Stated exercise
Which lines in the records below contain the word "described"? Copy each one out.

++++ Given records

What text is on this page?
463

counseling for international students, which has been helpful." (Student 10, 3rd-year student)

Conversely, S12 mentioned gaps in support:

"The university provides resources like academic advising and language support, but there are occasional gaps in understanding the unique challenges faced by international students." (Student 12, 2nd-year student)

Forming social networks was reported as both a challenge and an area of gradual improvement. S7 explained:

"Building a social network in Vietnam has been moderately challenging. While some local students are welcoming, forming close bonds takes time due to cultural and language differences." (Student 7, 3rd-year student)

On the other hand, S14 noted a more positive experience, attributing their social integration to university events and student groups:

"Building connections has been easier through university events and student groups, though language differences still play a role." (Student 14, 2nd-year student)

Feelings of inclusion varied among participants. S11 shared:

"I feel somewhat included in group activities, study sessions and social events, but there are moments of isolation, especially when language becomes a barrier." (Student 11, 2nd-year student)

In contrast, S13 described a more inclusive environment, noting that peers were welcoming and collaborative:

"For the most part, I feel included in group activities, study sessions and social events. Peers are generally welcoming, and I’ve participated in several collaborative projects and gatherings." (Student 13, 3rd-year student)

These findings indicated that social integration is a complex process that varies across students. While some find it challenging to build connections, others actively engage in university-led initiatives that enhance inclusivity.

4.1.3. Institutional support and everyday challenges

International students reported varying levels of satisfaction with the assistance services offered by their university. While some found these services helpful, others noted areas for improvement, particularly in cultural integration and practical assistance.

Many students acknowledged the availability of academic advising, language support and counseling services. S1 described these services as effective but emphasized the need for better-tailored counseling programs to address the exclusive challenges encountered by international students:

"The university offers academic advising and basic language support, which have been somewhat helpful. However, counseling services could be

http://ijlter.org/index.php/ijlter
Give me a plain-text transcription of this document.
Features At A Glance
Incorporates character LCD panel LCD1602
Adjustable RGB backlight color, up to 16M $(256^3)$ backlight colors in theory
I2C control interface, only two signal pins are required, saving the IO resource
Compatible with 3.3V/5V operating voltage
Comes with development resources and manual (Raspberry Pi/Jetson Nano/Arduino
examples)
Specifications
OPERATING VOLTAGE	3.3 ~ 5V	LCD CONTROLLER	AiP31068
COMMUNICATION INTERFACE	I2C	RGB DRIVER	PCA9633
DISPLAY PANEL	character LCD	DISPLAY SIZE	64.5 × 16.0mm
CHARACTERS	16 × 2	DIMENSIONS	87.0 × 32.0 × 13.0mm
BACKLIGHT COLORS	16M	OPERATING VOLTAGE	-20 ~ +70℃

++++++++

Written reply
In contrast, S13 described a more inclusive environment, noting that peers were welcoming and collaborative:
Many students acknowledged the availability of academic advising, language support and counseling services. S1 described these services as effective but emphasized the need for better-tailored counseling programs to address the exclusive challenges encountered by international students:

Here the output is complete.